▶ **The request**: Every line that includes the word "into" is to be listed.

▶ **Dataset records**:
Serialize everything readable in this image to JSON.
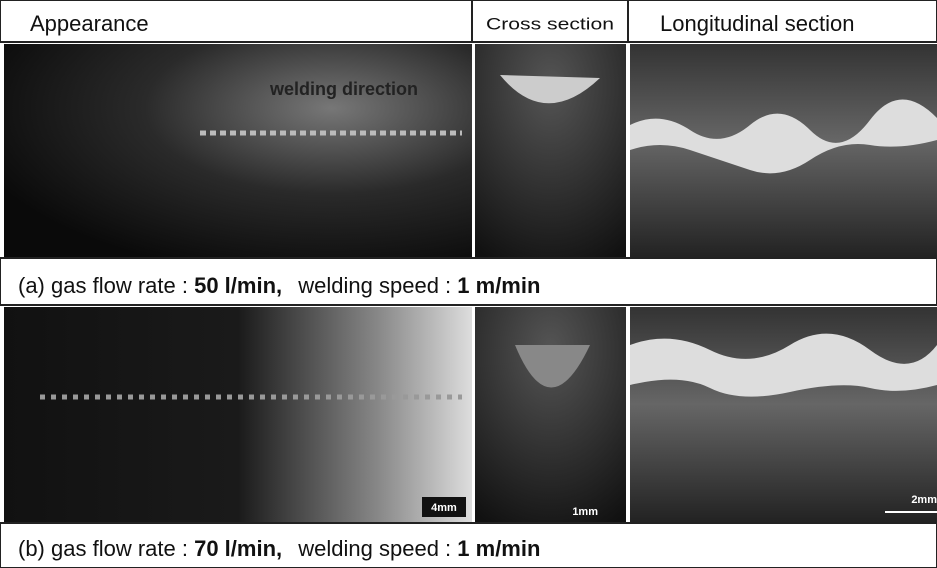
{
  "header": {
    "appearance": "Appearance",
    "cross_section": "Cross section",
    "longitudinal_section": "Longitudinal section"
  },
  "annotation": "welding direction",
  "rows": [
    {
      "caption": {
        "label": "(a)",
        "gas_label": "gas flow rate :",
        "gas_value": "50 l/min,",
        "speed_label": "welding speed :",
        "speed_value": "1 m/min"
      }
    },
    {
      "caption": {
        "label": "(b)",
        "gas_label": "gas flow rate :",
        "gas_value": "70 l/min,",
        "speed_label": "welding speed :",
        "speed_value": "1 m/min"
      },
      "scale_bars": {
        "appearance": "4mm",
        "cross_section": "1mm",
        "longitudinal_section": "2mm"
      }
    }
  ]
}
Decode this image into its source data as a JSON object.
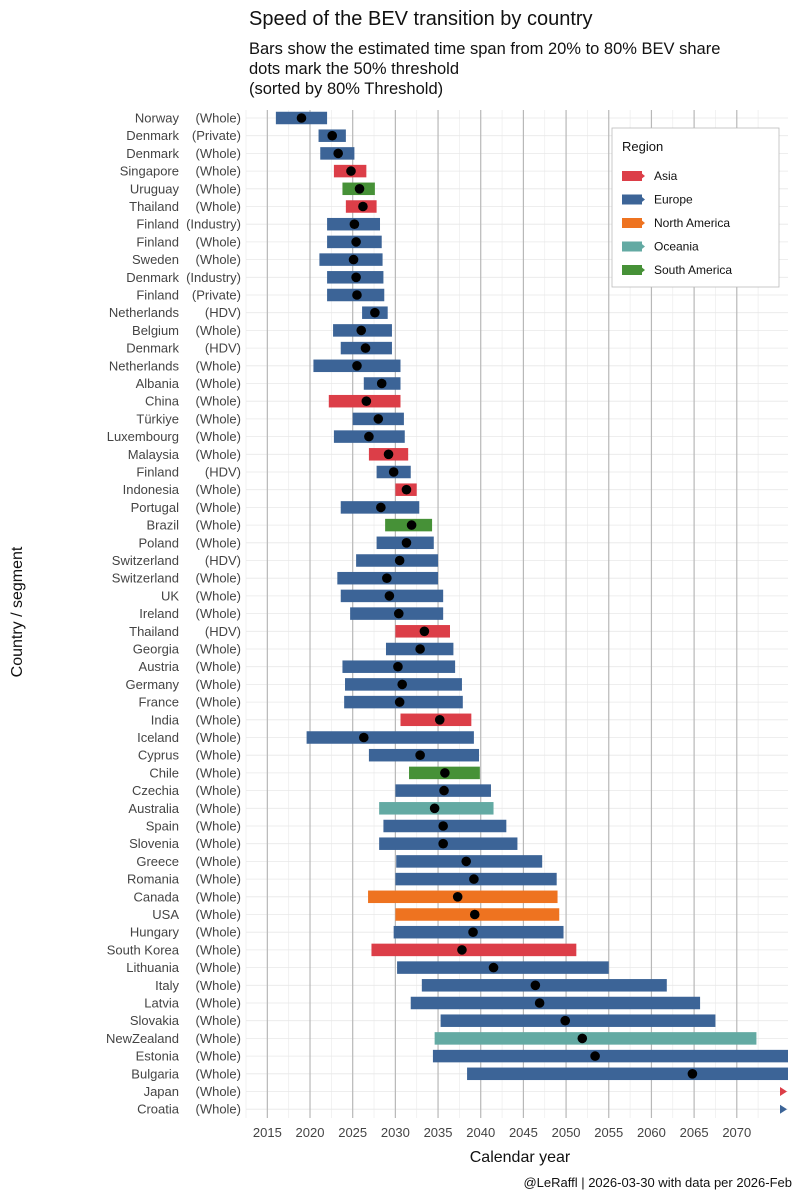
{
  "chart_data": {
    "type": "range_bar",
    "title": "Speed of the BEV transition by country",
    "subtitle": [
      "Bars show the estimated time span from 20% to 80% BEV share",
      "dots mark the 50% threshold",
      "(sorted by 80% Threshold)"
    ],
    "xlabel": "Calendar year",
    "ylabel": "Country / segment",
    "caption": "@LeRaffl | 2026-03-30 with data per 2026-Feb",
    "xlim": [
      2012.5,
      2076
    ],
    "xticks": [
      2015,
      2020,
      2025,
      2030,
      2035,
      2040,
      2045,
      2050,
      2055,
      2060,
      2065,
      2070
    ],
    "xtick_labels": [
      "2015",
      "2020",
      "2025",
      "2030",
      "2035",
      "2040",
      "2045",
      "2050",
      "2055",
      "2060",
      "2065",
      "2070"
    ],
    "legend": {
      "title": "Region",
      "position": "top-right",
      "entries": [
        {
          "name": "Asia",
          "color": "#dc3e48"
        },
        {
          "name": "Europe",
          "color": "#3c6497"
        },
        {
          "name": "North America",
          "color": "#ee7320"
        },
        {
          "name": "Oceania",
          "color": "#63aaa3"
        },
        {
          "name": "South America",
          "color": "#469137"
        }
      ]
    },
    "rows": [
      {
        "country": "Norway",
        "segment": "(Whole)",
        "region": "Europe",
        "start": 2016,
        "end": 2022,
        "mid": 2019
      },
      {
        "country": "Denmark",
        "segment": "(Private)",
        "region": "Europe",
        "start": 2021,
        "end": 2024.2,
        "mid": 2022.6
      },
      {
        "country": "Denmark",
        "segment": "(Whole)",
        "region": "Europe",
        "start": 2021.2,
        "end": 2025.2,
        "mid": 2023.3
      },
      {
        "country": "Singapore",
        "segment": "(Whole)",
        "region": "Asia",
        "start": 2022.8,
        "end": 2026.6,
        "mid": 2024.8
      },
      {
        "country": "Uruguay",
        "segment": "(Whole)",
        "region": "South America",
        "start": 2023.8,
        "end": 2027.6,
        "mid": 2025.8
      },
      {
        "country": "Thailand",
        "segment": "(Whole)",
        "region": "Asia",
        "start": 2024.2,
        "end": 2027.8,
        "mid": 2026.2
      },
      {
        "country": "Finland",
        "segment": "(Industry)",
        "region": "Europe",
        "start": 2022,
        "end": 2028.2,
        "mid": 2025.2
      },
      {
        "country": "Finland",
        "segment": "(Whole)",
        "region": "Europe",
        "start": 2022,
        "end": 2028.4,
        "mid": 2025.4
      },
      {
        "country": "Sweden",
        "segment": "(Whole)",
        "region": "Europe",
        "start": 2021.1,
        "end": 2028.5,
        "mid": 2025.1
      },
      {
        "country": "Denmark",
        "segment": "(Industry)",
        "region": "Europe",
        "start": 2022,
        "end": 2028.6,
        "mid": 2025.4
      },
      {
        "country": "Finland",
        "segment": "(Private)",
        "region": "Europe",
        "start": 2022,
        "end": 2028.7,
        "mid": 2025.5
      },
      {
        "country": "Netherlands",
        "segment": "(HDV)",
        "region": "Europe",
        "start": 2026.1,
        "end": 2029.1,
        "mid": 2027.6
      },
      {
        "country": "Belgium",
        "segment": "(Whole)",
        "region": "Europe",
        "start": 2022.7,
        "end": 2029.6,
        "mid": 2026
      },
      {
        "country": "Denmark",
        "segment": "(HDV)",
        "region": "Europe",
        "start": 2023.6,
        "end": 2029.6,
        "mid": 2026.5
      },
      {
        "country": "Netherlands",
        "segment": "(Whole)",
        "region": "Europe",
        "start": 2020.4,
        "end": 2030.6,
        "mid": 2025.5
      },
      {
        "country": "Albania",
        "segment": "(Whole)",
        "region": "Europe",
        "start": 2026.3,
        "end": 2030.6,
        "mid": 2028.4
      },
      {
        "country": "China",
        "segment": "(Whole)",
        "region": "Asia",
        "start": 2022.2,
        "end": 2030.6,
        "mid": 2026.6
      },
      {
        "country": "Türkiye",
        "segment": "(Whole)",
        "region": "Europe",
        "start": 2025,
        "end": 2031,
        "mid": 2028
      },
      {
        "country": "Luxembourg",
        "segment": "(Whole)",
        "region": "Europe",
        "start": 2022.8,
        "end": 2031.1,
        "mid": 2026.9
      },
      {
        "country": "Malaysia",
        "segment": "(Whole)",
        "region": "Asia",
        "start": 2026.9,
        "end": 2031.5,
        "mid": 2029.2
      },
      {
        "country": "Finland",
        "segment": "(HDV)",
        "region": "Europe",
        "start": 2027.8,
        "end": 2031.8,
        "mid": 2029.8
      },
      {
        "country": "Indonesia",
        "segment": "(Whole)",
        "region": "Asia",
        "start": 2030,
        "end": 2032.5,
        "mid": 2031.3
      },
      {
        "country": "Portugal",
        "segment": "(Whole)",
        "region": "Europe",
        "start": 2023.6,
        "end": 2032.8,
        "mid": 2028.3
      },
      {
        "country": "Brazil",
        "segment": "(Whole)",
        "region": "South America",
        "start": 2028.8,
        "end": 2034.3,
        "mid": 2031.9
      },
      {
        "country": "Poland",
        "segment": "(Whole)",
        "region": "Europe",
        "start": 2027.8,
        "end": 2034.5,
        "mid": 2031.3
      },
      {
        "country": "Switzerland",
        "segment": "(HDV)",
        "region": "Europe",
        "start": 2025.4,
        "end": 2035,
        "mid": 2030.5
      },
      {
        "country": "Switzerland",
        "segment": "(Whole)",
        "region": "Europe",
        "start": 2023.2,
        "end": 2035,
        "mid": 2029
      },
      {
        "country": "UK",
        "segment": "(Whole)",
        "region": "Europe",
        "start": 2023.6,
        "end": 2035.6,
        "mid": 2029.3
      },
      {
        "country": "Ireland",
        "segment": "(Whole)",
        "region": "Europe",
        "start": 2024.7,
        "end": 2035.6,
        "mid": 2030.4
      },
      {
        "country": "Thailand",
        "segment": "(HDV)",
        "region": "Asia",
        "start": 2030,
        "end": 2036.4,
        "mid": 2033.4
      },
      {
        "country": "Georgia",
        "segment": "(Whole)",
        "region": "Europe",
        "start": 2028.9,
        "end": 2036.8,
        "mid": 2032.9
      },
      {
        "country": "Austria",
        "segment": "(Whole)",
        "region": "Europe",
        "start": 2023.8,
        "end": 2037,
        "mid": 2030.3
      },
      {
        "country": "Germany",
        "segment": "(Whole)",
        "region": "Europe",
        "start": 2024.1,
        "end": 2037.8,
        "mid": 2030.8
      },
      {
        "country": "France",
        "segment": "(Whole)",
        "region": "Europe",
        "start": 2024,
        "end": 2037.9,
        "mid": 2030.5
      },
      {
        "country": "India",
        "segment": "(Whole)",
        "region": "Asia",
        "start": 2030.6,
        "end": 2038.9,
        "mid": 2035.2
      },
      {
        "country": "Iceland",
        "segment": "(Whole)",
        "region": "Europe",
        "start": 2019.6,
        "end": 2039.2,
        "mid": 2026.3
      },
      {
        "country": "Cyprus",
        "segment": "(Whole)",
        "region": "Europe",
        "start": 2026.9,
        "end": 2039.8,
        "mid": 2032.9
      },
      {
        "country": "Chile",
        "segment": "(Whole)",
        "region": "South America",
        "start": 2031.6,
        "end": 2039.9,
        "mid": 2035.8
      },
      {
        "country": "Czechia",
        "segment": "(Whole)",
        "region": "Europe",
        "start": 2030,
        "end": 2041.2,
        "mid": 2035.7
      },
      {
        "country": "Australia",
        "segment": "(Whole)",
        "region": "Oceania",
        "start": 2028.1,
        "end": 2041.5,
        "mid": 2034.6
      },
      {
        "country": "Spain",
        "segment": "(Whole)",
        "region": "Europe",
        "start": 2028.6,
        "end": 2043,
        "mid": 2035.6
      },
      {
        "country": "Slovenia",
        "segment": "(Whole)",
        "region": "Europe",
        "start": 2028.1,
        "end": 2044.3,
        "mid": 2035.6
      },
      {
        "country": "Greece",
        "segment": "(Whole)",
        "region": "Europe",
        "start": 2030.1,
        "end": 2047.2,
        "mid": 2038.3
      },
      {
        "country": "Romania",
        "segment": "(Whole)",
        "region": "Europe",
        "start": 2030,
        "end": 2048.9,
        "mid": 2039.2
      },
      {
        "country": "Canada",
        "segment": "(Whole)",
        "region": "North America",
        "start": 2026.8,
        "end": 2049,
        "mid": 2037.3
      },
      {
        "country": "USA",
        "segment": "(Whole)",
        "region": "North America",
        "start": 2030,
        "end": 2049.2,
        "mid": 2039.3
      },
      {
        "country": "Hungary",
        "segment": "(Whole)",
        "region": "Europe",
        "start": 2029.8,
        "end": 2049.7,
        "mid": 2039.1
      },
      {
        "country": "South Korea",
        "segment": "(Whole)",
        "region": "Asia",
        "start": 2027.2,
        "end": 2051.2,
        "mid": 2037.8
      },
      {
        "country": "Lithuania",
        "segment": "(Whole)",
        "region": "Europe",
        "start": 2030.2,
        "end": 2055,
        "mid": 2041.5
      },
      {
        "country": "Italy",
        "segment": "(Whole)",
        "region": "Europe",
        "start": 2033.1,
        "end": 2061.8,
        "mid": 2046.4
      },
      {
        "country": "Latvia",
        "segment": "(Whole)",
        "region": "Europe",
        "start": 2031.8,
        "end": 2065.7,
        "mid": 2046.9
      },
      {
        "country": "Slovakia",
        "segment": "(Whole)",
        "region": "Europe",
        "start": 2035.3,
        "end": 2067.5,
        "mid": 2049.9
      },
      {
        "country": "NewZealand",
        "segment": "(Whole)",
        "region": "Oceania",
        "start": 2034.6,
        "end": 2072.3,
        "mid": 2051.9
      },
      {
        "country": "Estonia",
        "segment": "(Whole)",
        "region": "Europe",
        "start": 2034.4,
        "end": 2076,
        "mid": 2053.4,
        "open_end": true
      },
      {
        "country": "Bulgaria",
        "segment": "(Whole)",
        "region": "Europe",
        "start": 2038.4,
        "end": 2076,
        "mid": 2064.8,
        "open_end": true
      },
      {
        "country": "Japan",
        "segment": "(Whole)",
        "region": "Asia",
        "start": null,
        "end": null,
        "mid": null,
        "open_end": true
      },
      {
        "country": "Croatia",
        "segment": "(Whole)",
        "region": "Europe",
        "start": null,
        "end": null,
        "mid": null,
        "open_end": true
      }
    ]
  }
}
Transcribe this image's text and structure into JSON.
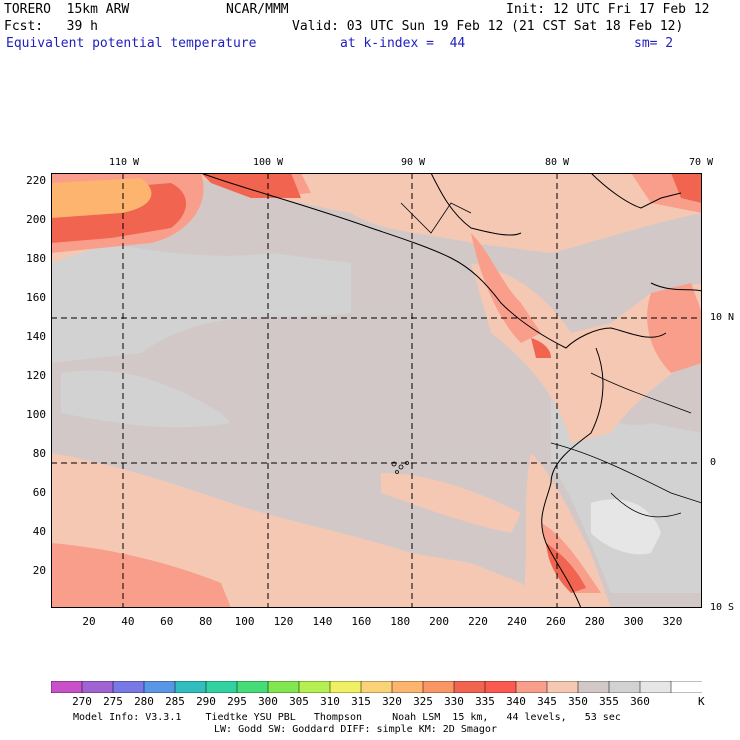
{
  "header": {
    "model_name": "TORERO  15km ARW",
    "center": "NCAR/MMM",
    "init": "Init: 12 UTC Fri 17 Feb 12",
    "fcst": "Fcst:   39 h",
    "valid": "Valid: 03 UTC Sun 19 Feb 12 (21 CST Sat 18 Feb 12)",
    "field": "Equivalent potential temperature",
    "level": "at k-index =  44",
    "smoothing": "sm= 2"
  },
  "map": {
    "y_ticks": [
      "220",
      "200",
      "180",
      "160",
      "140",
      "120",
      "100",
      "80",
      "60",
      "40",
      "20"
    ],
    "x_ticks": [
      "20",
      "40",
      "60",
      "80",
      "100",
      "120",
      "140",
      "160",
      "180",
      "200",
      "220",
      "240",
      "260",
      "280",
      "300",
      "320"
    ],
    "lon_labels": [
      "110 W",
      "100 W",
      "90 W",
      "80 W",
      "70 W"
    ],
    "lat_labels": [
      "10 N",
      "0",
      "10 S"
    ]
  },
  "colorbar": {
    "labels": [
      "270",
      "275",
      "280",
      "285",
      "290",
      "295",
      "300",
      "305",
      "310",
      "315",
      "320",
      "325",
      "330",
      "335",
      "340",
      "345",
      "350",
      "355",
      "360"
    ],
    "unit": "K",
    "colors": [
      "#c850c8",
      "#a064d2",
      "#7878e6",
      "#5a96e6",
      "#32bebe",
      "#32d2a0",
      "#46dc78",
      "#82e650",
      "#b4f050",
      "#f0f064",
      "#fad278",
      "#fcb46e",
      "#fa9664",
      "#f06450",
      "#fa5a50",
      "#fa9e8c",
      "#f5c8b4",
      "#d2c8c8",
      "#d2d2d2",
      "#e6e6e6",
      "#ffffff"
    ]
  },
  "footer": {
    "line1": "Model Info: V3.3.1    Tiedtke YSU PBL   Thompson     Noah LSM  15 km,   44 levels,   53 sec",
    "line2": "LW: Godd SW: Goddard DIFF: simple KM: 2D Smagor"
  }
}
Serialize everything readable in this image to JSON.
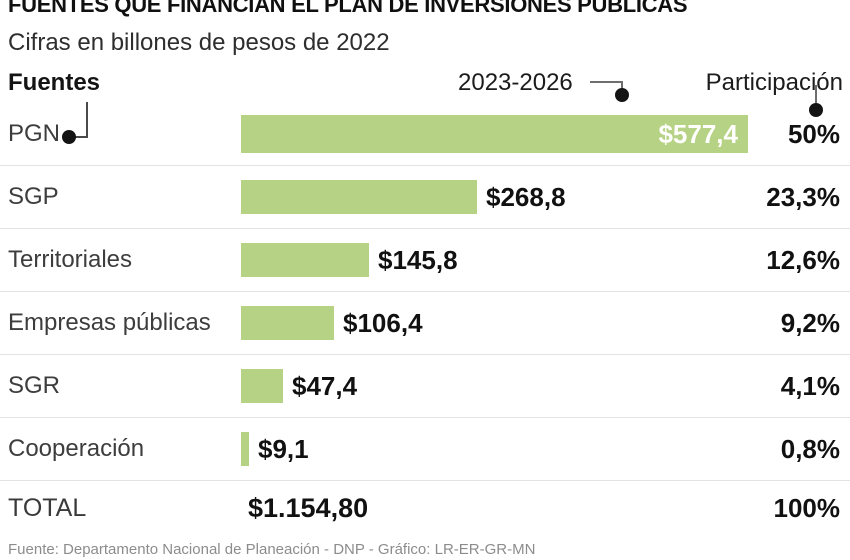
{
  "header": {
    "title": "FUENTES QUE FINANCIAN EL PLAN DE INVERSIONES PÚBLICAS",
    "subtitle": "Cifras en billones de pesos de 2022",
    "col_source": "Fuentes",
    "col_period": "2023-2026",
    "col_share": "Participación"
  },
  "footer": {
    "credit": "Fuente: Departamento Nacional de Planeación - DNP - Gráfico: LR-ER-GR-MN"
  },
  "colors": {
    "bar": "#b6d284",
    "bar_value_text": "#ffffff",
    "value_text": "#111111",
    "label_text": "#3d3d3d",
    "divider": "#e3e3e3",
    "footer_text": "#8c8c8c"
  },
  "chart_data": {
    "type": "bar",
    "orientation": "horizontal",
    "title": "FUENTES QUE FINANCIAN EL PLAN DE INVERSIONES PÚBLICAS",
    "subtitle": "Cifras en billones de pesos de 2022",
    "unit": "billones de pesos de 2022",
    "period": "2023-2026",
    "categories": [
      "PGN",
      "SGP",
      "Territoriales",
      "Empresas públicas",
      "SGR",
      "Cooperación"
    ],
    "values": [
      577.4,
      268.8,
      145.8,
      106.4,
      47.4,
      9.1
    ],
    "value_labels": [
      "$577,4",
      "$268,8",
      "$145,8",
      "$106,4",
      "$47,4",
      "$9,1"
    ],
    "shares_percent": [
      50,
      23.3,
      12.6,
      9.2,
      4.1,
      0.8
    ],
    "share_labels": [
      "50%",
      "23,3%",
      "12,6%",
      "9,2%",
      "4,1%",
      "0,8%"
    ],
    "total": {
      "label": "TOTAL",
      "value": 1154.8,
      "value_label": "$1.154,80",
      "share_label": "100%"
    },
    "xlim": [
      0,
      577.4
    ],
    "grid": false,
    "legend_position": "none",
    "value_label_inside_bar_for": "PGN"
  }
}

▶ **Problem solution**:
Decode this image into its source data as a JSON object.
Transcribe this image's text and structure into JSON.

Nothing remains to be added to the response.